### EXERCISE OBJECTIVE
Please return, word for word, the stretch of the article on carbon aero covers that begins at the words "Over the top?" and stops after "running red lights.".

Alden Designs Expands Custom Carbon Aero Covers to Fit Quarq/SRAM Cranksets

Alden Designs carbon fiber aero fairing for Quarq-SRAM S975 powermeter crankset

Alden Designs is a little one-man shop that makes custom carbon fiber aerodynamic covers for your chainrings and other parts of the bike.

Now, Glen and his son have expanded the offerings from his Columbus, IN, workshop to include a carbon chainring cover molded to hide the QuarqS975 powermeter crankset from the wind. As with the original, you can purchase a carbon shell and trim the holes and tap your chainring yourself ($50), have them pre-cut the diameter to fit anything from a 50 to 58 tooth chainring and cut the crankarm hole ($70) or send your crankset in and have them tap, drill and cut everything to fit so you only have to mount it back to your bike ($125 plus shipping).

The cover is held in place with nine stainless steel button-head screws, which allow you to remove the cover to replace the battery. Glen says you won’t need to recalibrate the power meter after installation. It’s made with standard 3K woven carbon and maintains a 1mm to 1.5mm clearance over the crankarm and electronics. The unit shown here is a prototype and final trim will have tighter tolerances.

Alden Designs carbon fiber aero fairing for Quarq-SRAM S975 powermeter crankset

Their molds provide a very smooth finish, then they apply a silicone shine rather than a clear coat. Their website says a clearcoat isn’t used anymore because the finish is good right out of the mold, and because some chain cleaners and other chemicals used down there can damage the clear coat.

Over the top? Perhaps. Competition legal? Maybe. Awesome? Absolutely. Check them out at alden-designs.com.

Comments

19 thoughts on “Alden Designs Expands Custom Carbon Aero Covers to Fit Quarq/SRAM Cranksets

  1. Does this have to be carbon? There are no stresses. Couldn’t you do the same job with a $1 plastic dixie plate? Or is that not cool enough?

  2. @pmurf Man I’d take a mahogany laminate for my sweet classic fixie conversion. it’d be the perfect final touch for running red lights.

  3. @jimmy – You just don’t get it, do you boy?

    Go get the stick! Go get the stick! Who’s a good doggy? You are! Yes you are!

  4. I don’t like the thought of drilling a chainring, but the execution and finish are great. Item is really nothing more than a premium and most can’t be bothered unless there was a simpler install. Still nice.

### RECORDED INFORMATION
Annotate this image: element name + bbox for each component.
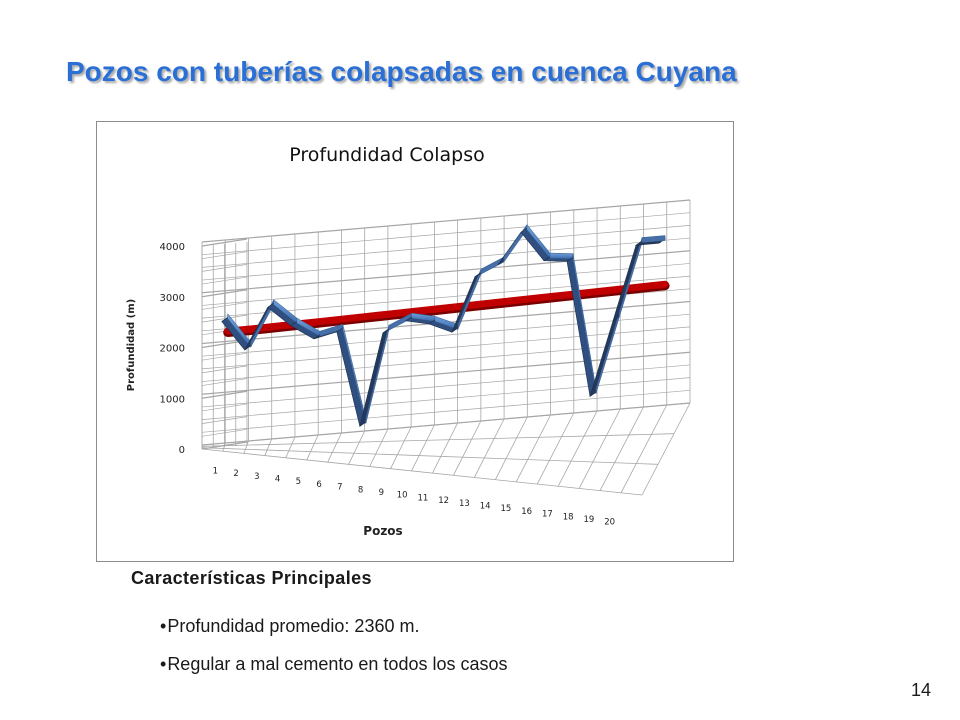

### RESULT
Over the top? Perhaps. Competition legal? Maybe. Awesome? Absolutely. Check them out at alden-designs.com.

Comments

19 thoughts on “Alden Designs Expands Custom Carbon Aero Covers to Fit Quarq/SRAM Cranksets

  1. Does this have to be carbon? There are no stresses. Couldn’t you do the same job with a $1 plastic dixie plate? Or is that not cool enough?

  2. @pmurf Man I’d take a mahogany laminate for my sweet classic fixie conversion. it’d be the perfect final touch for running red lights.